▶ _Data to process_:
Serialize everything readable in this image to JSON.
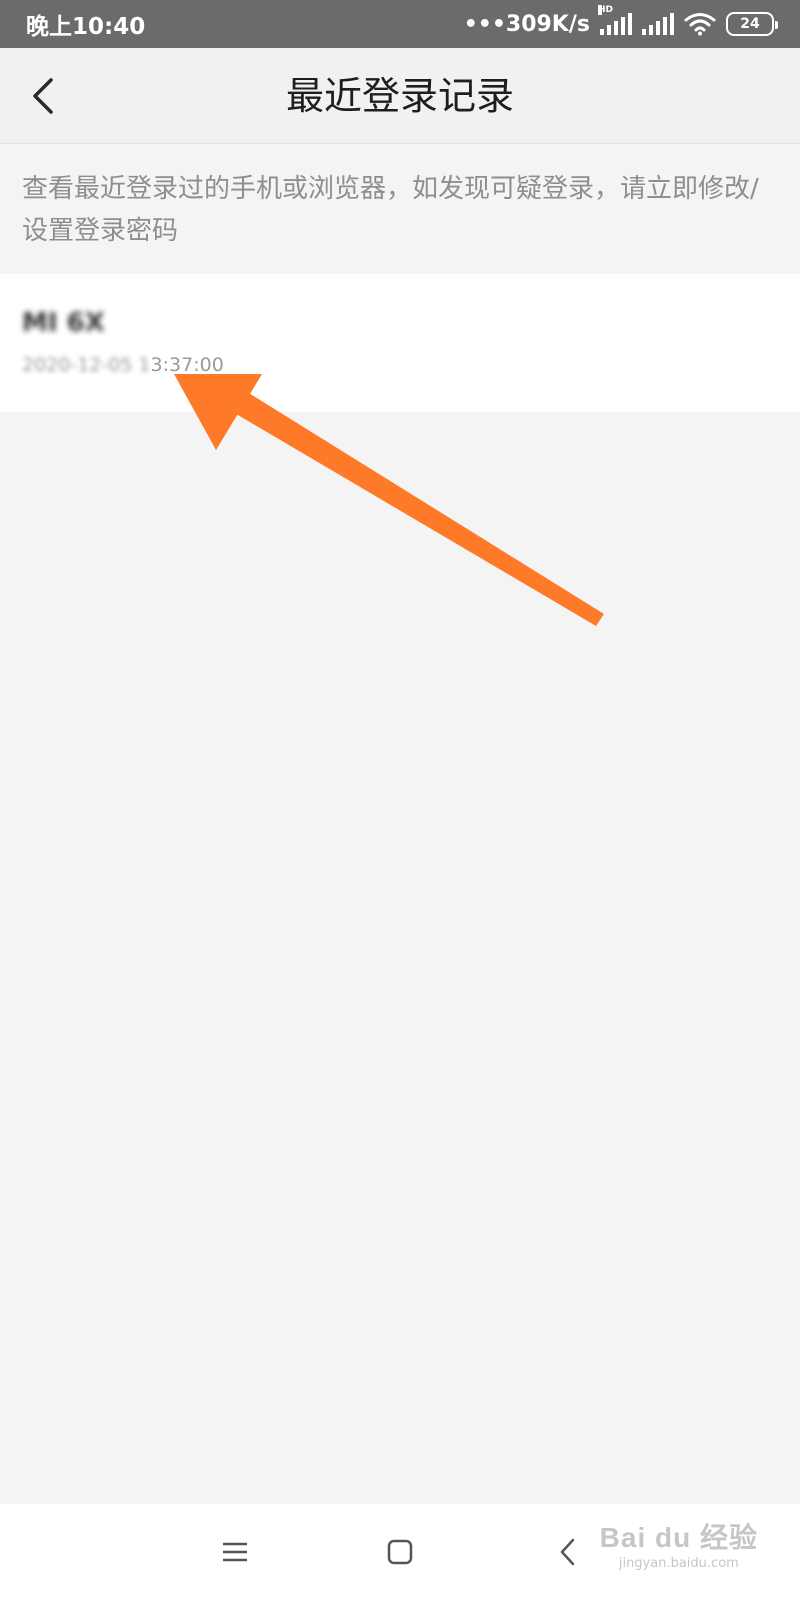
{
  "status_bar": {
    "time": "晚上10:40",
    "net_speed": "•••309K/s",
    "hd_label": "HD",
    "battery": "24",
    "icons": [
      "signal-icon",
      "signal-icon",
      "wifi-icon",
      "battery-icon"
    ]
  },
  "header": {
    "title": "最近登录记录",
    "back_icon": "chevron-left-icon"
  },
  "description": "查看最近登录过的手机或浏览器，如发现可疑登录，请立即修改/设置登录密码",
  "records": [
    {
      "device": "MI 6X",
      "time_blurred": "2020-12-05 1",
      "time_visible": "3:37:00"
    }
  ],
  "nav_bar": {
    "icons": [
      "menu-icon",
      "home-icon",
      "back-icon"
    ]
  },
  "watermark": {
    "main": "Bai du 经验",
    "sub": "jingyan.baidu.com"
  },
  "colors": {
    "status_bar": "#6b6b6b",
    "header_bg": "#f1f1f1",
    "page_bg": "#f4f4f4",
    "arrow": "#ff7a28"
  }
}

▶ _Set exercise_:
Transcribe the records above verbatim. Do not carry over any picture.

▶ _Reply to the exercise_:
Serialize everything readable in this image to JSON.
{
  "status_bar": {
    "time": "晚上10:40",
    "net_speed": "•••309K/s",
    "hd_label": "HD",
    "battery": "24",
    "icons": [
      "signal-icon",
      "signal-icon",
      "wifi-icon",
      "battery-icon"
    ]
  },
  "header": {
    "title": "最近登录记录",
    "back_icon": "chevron-left-icon"
  },
  "description": "查看最近登录过的手机或浏览器，如发现可疑登录，请立即修改/设置登录密码",
  "records": [
    {
      "device": "MI 6X",
      "time_blurred": "2020-12-05 1",
      "time_visible": "3:37:00"
    }
  ],
  "nav_bar": {
    "icons": [
      "menu-icon",
      "home-icon",
      "back-icon"
    ]
  },
  "watermark": {
    "main": "Bai du 经验",
    "sub": "jingyan.baidu.com"
  },
  "colors": {
    "status_bar": "#6b6b6b",
    "header_bg": "#f1f1f1",
    "page_bg": "#f4f4f4",
    "arrow": "#ff7a28"
  }
}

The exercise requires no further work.